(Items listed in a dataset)
■ ■ ■ ■

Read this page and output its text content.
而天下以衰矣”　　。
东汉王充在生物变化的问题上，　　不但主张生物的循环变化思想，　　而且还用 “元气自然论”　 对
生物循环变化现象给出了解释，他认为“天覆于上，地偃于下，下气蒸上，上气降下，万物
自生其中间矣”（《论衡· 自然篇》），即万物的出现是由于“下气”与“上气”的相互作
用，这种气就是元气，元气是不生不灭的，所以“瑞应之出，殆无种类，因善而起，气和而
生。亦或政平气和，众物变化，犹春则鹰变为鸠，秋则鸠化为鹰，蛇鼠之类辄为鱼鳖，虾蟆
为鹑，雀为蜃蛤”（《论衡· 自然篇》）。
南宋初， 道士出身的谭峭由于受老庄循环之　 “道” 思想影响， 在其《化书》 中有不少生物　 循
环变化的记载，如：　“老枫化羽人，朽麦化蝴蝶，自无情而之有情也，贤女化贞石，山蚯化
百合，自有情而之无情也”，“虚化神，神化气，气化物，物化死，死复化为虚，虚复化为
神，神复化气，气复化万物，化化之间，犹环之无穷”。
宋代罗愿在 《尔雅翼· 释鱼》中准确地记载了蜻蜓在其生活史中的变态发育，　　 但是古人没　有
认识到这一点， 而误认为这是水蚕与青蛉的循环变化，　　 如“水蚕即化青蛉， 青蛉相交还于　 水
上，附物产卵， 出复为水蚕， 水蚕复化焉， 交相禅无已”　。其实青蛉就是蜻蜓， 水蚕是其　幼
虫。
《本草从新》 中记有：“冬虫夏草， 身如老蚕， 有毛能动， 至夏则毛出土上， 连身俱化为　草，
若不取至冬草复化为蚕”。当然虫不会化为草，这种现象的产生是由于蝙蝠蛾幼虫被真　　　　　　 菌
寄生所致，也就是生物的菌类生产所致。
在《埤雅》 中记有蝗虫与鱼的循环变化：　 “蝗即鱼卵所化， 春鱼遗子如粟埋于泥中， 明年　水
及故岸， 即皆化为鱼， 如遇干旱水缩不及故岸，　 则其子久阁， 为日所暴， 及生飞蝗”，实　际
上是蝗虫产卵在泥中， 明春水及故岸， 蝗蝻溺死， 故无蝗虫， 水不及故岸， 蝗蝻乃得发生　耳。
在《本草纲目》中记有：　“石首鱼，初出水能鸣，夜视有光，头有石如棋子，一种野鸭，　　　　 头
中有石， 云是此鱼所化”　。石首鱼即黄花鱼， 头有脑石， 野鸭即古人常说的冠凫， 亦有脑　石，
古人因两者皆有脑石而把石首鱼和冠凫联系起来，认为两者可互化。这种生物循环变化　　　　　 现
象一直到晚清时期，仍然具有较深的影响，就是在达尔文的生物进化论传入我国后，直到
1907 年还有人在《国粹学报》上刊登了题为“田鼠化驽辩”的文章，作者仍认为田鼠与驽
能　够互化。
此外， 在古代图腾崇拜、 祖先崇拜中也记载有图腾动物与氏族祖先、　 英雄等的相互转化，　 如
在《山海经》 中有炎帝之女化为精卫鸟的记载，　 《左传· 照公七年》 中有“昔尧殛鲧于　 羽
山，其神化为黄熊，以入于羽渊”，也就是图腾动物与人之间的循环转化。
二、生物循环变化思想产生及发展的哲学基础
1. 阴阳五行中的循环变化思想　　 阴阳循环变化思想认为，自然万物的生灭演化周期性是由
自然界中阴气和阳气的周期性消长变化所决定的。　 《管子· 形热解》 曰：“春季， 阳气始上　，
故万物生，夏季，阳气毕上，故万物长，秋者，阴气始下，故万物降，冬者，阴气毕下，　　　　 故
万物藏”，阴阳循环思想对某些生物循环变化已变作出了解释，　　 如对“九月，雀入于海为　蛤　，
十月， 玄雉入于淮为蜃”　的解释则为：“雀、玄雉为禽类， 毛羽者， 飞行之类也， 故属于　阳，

■ ■ ■ ■

Repeat each of the entries above precisely as given.

REPLY TO THE TASK.
Read this page and output its text content.
而天下以衰矣”　　。
东汉王充在生物变化的问题上，　　不但主张生物的循环变化思想，　　而且还用 “元气自然论”　 对
生物循环变化现象给出了解释，他认为“天覆于上，地偃于下，下气蒸上，上气降下，万物
自生其中间矣”（《论衡· 自然篇》），即万物的出现是由于“下气”与“上气”的相互作
用，这种气就是元气，元气是不生不灭的，所以“瑞应之出，殆无种类，因善而起，气和而
生。亦或政平气和，众物变化，犹春则鹰变为鸠，秋则鸠化为鹰，蛇鼠之类辄为鱼鳖，虾蟆
为鹑，雀为蜃蛤”（《论衡· 自然篇》）。
南宋初， 道士出身的谭峭由于受老庄循环之　 “道” 思想影响， 在其《化书》 中有不少生物　 循
环变化的记载，如：　“老枫化羽人，朽麦化蝴蝶，自无情而之有情也，贤女化贞石，山蚯化
百合，自有情而之无情也”，“虚化神，神化气，气化物，物化死，死复化为虚，虚复化为
神，神复化气，气复化万物，化化之间，犹环之无穷”。
宋代罗愿在 《尔雅翼· 释鱼》中准确地记载了蜻蜓在其生活史中的变态发育，　　 但是古人没　有
认识到这一点， 而误认为这是水蚕与青蛉的循环变化，　　 如“水蚕即化青蛉， 青蛉相交还于　 水
上，附物产卵， 出复为水蚕， 水蚕复化焉， 交相禅无已”　。其实青蛉就是蜻蜓， 水蚕是其　幼
虫。
《本草从新》 中记有：“冬虫夏草， 身如老蚕， 有毛能动， 至夏则毛出土上， 连身俱化为　草，
若不取至冬草复化为蚕”。当然虫不会化为草，这种现象的产生是由于蝙蝠蛾幼虫被真　　　　　　 菌
寄生所致，也就是生物的菌类生产所致。
在《埤雅》 中记有蝗虫与鱼的循环变化：　 “蝗即鱼卵所化， 春鱼遗子如粟埋于泥中， 明年　水
及故岸， 即皆化为鱼， 如遇干旱水缩不及故岸，　 则其子久阁， 为日所暴， 及生飞蝗”，实　际
上是蝗虫产卵在泥中， 明春水及故岸， 蝗蝻溺死， 故无蝗虫， 水不及故岸， 蝗蝻乃得发生　耳。
在《本草纲目》中记有：　“石首鱼，初出水能鸣，夜视有光，头有石如棋子，一种野鸭，　　　　 头
中有石， 云是此鱼所化”　。石首鱼即黄花鱼， 头有脑石， 野鸭即古人常说的冠凫， 亦有脑　石，
古人因两者皆有脑石而把石首鱼和冠凫联系起来，认为两者可互化。这种生物循环变化　　　　　 现
象一直到晚清时期，仍然具有较深的影响，就是在达尔文的生物进化论传入我国后，直到
1907 年还有人在《国粹学报》上刊登了题为“田鼠化驽辩”的文章，作者仍认为田鼠与驽
能　够互化。
此外， 在古代图腾崇拜、 祖先崇拜中也记载有图腾动物与氏族祖先、　 英雄等的相互转化，　 如
在《山海经》 中有炎帝之女化为精卫鸟的记载，　 《左传· 照公七年》 中有“昔尧殛鲧于　 羽
山，其神化为黄熊，以入于羽渊”，也就是图腾动物与人之间的循环转化。
二、生物循环变化思想产生及发展的哲学基础
1. 阴阳五行中的循环变化思想　　 阴阳循环变化思想认为，自然万物的生灭演化周期性是由
自然界中阴气和阳气的周期性消长变化所决定的。　 《管子· 形热解》 曰：“春季， 阳气始上　，
故万物生，夏季，阳气毕上，故万物长，秋者，阴气始下，故万物降，冬者，阴气毕下，　　　　 故
万物藏”，阴阳循环思想对某些生物循环变化已变作出了解释，　　 如对“九月，雀入于海为　蛤　，
十月， 玄雉入于淮为蜃”　的解释则为：“雀、玄雉为禽类， 毛羽者， 飞行之类也， 故属于　阳，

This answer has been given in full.